= WORK TO BE COMPLETED =
Identify the lines that include the word "image", then copy all of them.
== RECORDS SHOWN ==
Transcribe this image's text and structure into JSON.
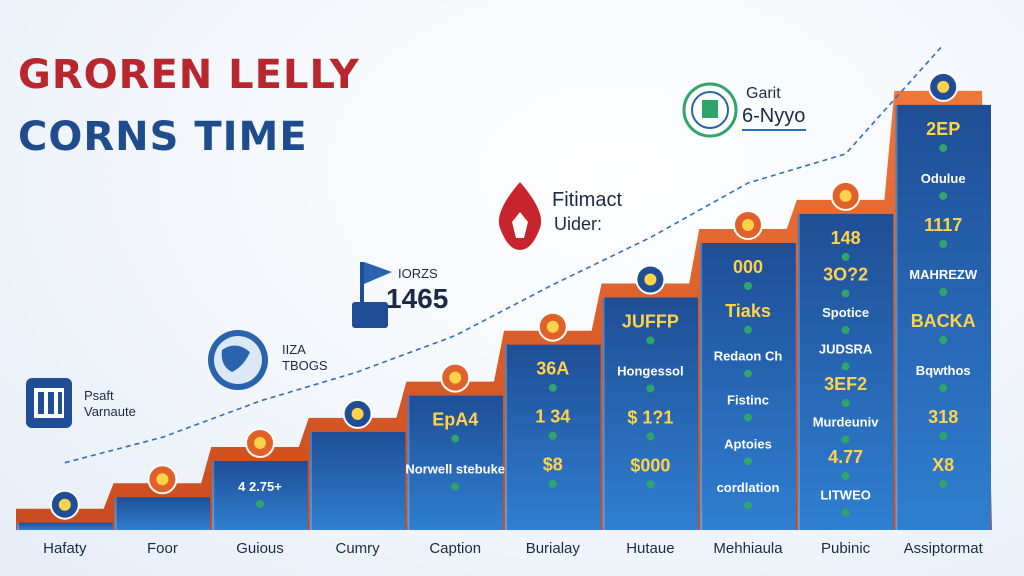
{
  "title": {
    "line1": "GRORЕN LELLY",
    "line2": "CORNS TIME"
  },
  "chart_data": {
    "type": "bar",
    "categories": [
      "Hafaty",
      "Foor",
      "Guious",
      "Cumry",
      "Caption",
      "Burialay",
      "Hutaue",
      "Mehhiaula",
      "Pubinic",
      "Assiptormat"
    ],
    "values": [
      2,
      9,
      19,
      27,
      37,
      51,
      64,
      79,
      87,
      117
    ],
    "ylim": [
      0,
      120
    ],
    "grid": false,
    "colors": {
      "bar_top": "#1f4e96",
      "bar_bottom": "#2f7fd0",
      "ridge": "#e0622a",
      "trend": "#2f6fbf",
      "dot": "#2fa56b",
      "value_text": "#ffd24a"
    },
    "bar_labels": [
      [],
      [],
      [
        "4 2.75+"
      ],
      [],
      [
        "EpA4",
        "Norwell stebuke"
      ],
      [
        "36A",
        "1 34",
        "$8"
      ],
      [
        "JUFFP",
        "Hongessol",
        "$ 1?1",
        "$000"
      ],
      [
        "000",
        "Tiaks",
        "Redaon Ch",
        "Fistinc",
        "Aptoies",
        "cordlation"
      ],
      [
        "148",
        "3O?2",
        "Spotice",
        "JUDSRA",
        "3EF2",
        "Murdeuniv",
        "4.77",
        "LITWEO"
      ],
      [
        "2EP",
        "Odulue",
        "1117",
        "MAHREZW",
        "BACKA",
        "Bqwthos",
        "318",
        "X8"
      ]
    ],
    "annotations": [
      {
        "title": "Psaft",
        "subtitle": "Varnaute"
      },
      {
        "title": "IIZA",
        "subtitle": "TBOGS"
      },
      {
        "title": "IORZS",
        "subtitle": "1465"
      },
      {
        "title": "Fitimact",
        "subtitle": "Uider:"
      },
      {
        "title": "Garit",
        "subtitle": "6-Nyyo"
      }
    ]
  }
}
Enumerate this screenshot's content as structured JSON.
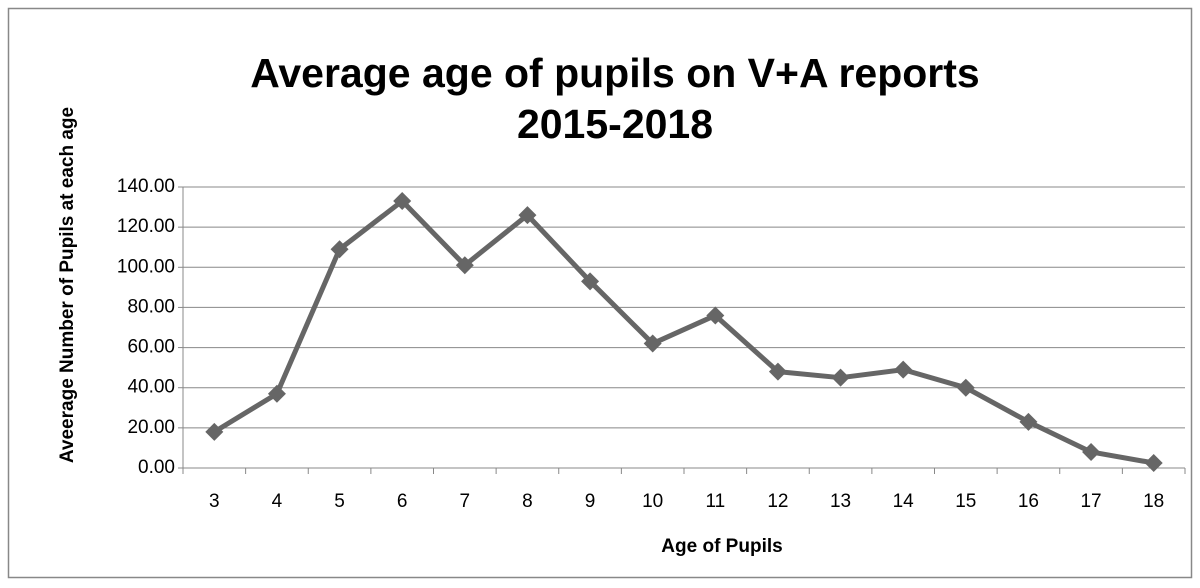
{
  "chart_data": {
    "type": "line",
    "title": [
      "Average age of pupils on V+A reports",
      "2015-2018"
    ],
    "x_label": "Age of Pupils",
    "y_label": "Aveerage Number of Pupils at each age",
    "categories": [
      "3",
      "4",
      "5",
      "6",
      "7",
      "8",
      "9",
      "10",
      "11",
      "12",
      "13",
      "14",
      "15",
      "16",
      "17",
      "18"
    ],
    "series": [
      {
        "name": "Average Number of Pupils",
        "color": "#666666",
        "values": [
          18,
          37,
          109,
          133,
          101,
          126,
          93,
          62,
          76,
          48,
          45,
          49,
          40,
          23,
          8,
          2.5
        ]
      }
    ],
    "ylim": [
      0,
      140
    ],
    "yticks": [
      {
        "value": 0,
        "label": "0.00"
      },
      {
        "value": 20,
        "label": "20.00"
      },
      {
        "value": 40,
        "label": "40.00"
      },
      {
        "value": 60,
        "label": "60.00"
      },
      {
        "value": 80,
        "label": "80.00"
      },
      {
        "value": 100,
        "label": "100.00"
      },
      {
        "value": 120,
        "label": "120.00"
      },
      {
        "value": 140,
        "label": "140.00"
      }
    ],
    "grid": true
  }
}
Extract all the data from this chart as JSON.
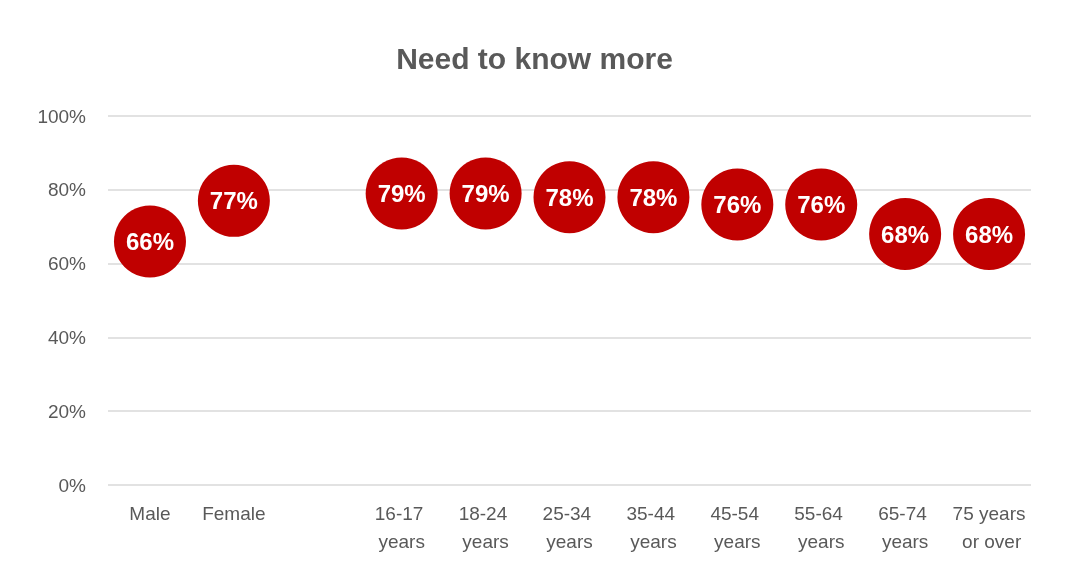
{
  "chart_data": {
    "type": "scatter",
    "title": "Need to know more",
    "categories": [
      "Male",
      "Female",
      null,
      "16-17 years",
      "18-24 years",
      "25-34 years",
      "35-44 years",
      "45-54 years",
      "55-64 years",
      "65-74 years",
      "75 years or over"
    ],
    "series": [
      {
        "color": "#c00000",
        "values": [
          66,
          77,
          null,
          79,
          79,
          78,
          78,
          76,
          76,
          68,
          68
        ],
        "value_labels": [
          "66%",
          "77%",
          null,
          "79%",
          "79%",
          "78%",
          "78%",
          "76%",
          "76%",
          "68%",
          "68%"
        ]
      }
    ],
    "ylim": [
      0,
      100
    ],
    "yticks": [
      {
        "value": 0,
        "label": "0%"
      },
      {
        "value": 20,
        "label": "20%"
      },
      {
        "value": 40,
        "label": "40%"
      },
      {
        "value": 60,
        "label": "60%"
      },
      {
        "value": 80,
        "label": "80%"
      },
      {
        "value": 100,
        "label": "100%"
      }
    ],
    "grid": "y",
    "marker": "circle"
  }
}
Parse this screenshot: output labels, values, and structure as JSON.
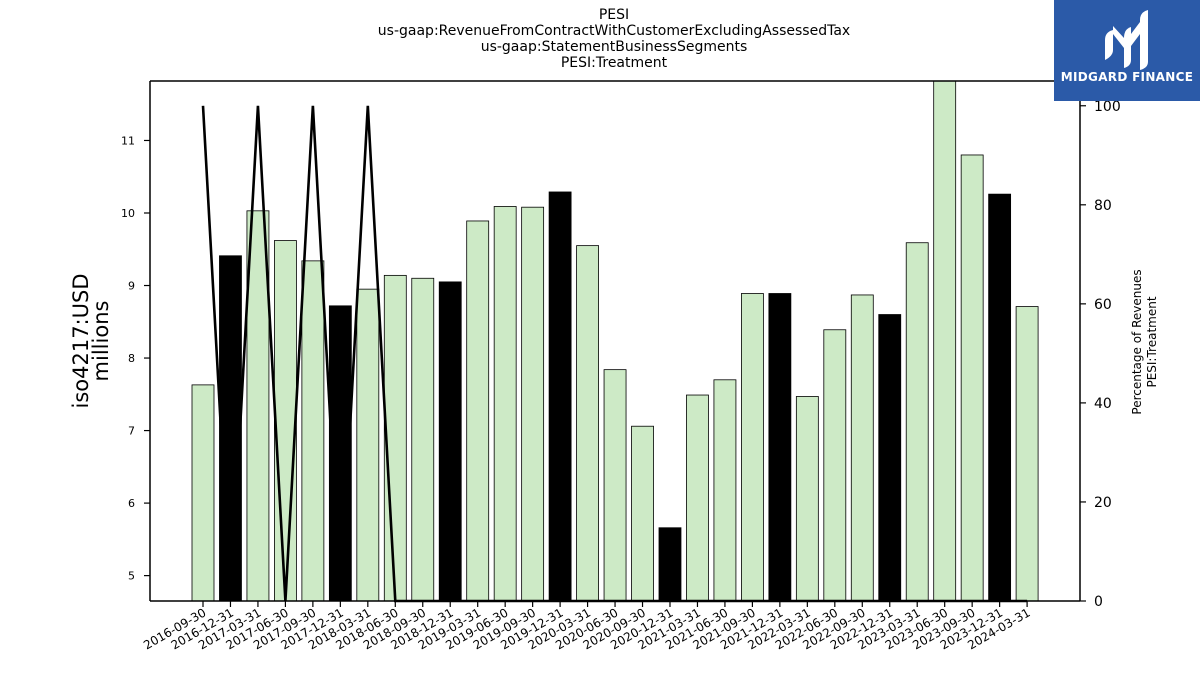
{
  "title_lines": [
    "PESI",
    "us-gaap:RevenueFromContractWithCustomerExcludingAssessedTax",
    "us-gaap:StatementBusinessSegments",
    "PESI:Treatment"
  ],
  "logo": {
    "text": "MIDGARD FINANCE",
    "color": "#2b5aa8"
  },
  "chart_data": {
    "type": "bar",
    "ylabel_lines": [
      "iso4217:USD",
      "millions"
    ],
    "y2label_lines": [
      "Percentage of Revenues",
      "PESI:Treatment"
    ],
    "ylim": [
      4.65,
      11.82
    ],
    "yticks": [
      5,
      6,
      7,
      8,
      9,
      10,
      11
    ],
    "y2lim": [
      0,
      105
    ],
    "y2ticks": [
      0,
      20,
      40,
      60,
      80,
      100
    ],
    "grid": false,
    "colors": {
      "light": "#cdeac6",
      "dark": "#000000",
      "edge": "#000000",
      "line": "#000000"
    },
    "categories": [
      "2016-09-30",
      "2016-12-31",
      "2017-03-31",
      "2017-06-30",
      "2017-09-30",
      "2017-12-31",
      "2018-03-31",
      "2018-06-30",
      "2018-09-30",
      "2018-12-31",
      "2019-03-31",
      "2019-06-30",
      "2019-09-30",
      "2019-12-31",
      "2020-03-31",
      "2020-06-30",
      "2020-09-30",
      "2020-12-31",
      "2021-03-31",
      "2021-06-30",
      "2021-09-30",
      "2021-12-31",
      "2022-03-31",
      "2022-06-30",
      "2022-09-30",
      "2022-12-31",
      "2023-03-31",
      "2023-06-30",
      "2023-09-30",
      "2023-12-31",
      "2024-03-31"
    ],
    "series": [
      {
        "values": [
          7.63,
          9.41,
          10.03,
          9.62,
          9.34,
          8.72,
          8.95,
          9.14,
          9.1,
          9.05,
          9.89,
          10.09,
          10.08,
          10.29,
          9.55,
          7.84,
          7.06,
          5.66,
          7.49,
          7.7,
          8.89,
          8.89,
          7.47,
          8.39,
          8.87,
          8.6,
          9.59,
          11.82,
          10.8,
          10.26,
          8.71
        ],
        "highlight": [
          false,
          true,
          false,
          false,
          false,
          true,
          false,
          false,
          false,
          true,
          false,
          false,
          false,
          true,
          false,
          false,
          false,
          true,
          false,
          false,
          false,
          true,
          false,
          false,
          false,
          true,
          false,
          false,
          false,
          true,
          false
        ]
      }
    ],
    "percentage_line": [
      100,
      0,
      100,
      0,
      100,
      0,
      100,
      0,
      0,
      0,
      0,
      0,
      0,
      0,
      0,
      0,
      0,
      0,
      0,
      0,
      0,
      0,
      0,
      0,
      0,
      0,
      0,
      0,
      0,
      0,
      0
    ]
  }
}
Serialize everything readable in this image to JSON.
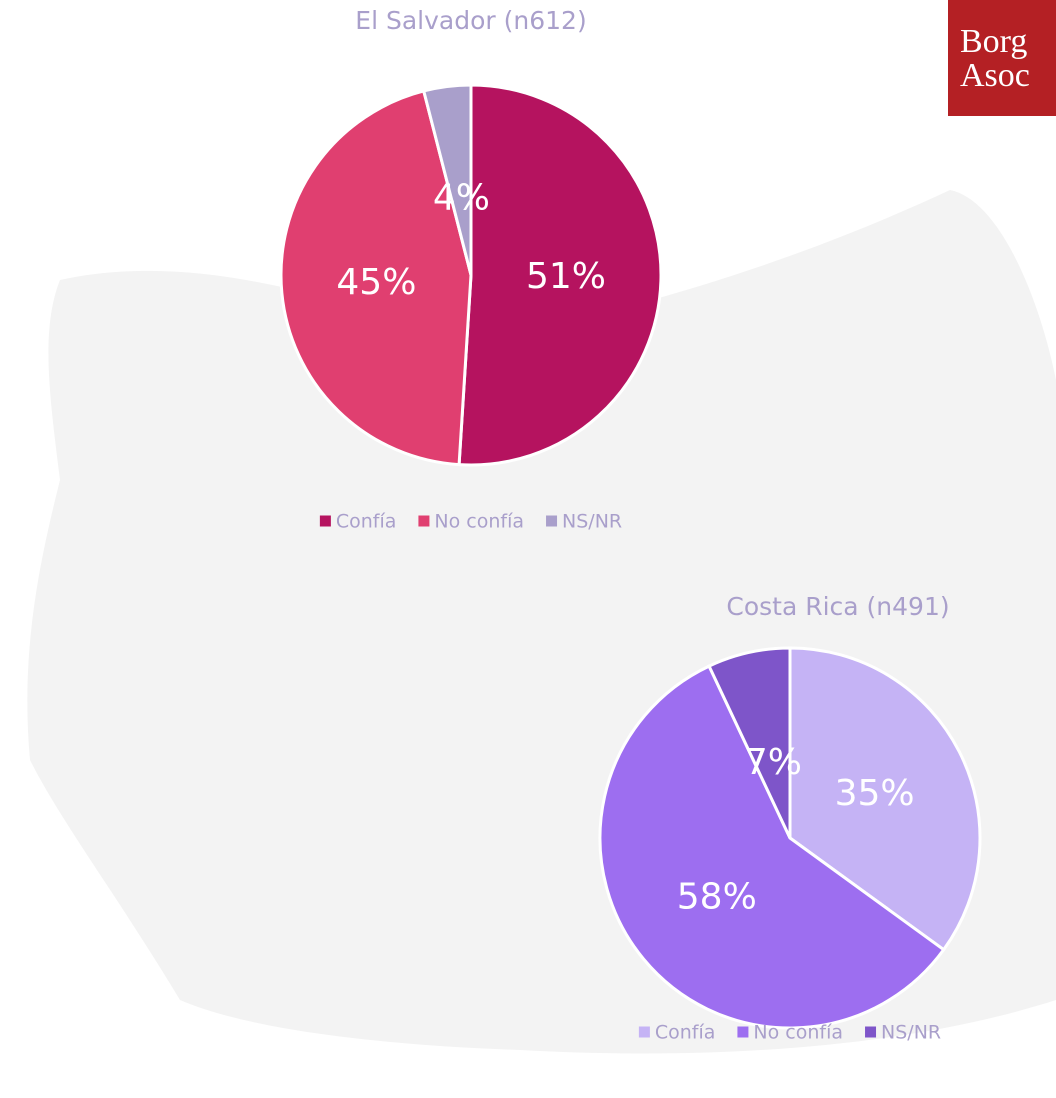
{
  "chart_data": [
    {
      "type": "pie",
      "title": "El Salvador (n612)",
      "categories": [
        "Confía",
        "No confía",
        "NS/NR"
      ],
      "values": [
        51,
        45,
        4
      ],
      "value_labels": [
        "51%",
        "45%",
        "4%"
      ],
      "colors": [
        "#b5135f",
        "#e03f70",
        "#a99fcb"
      ],
      "legend": "bottom"
    },
    {
      "type": "pie",
      "title": "Costa Rica (n491)",
      "categories": [
        "Confía",
        "No confía",
        "NS/NR"
      ],
      "values": [
        35,
        58,
        7
      ],
      "value_labels": [
        "35%",
        "58%",
        "7%"
      ],
      "colors": [
        "#c5b3f5",
        "#9d6ef0",
        "#7e55c9"
      ],
      "legend": "bottom"
    }
  ],
  "logo": {
    "line1": "Borg",
    "line2": "Asoc"
  }
}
===
= REPLY =
Transcribe this image's text and structure into JSON.
Serialize everything readable in this image to JSON.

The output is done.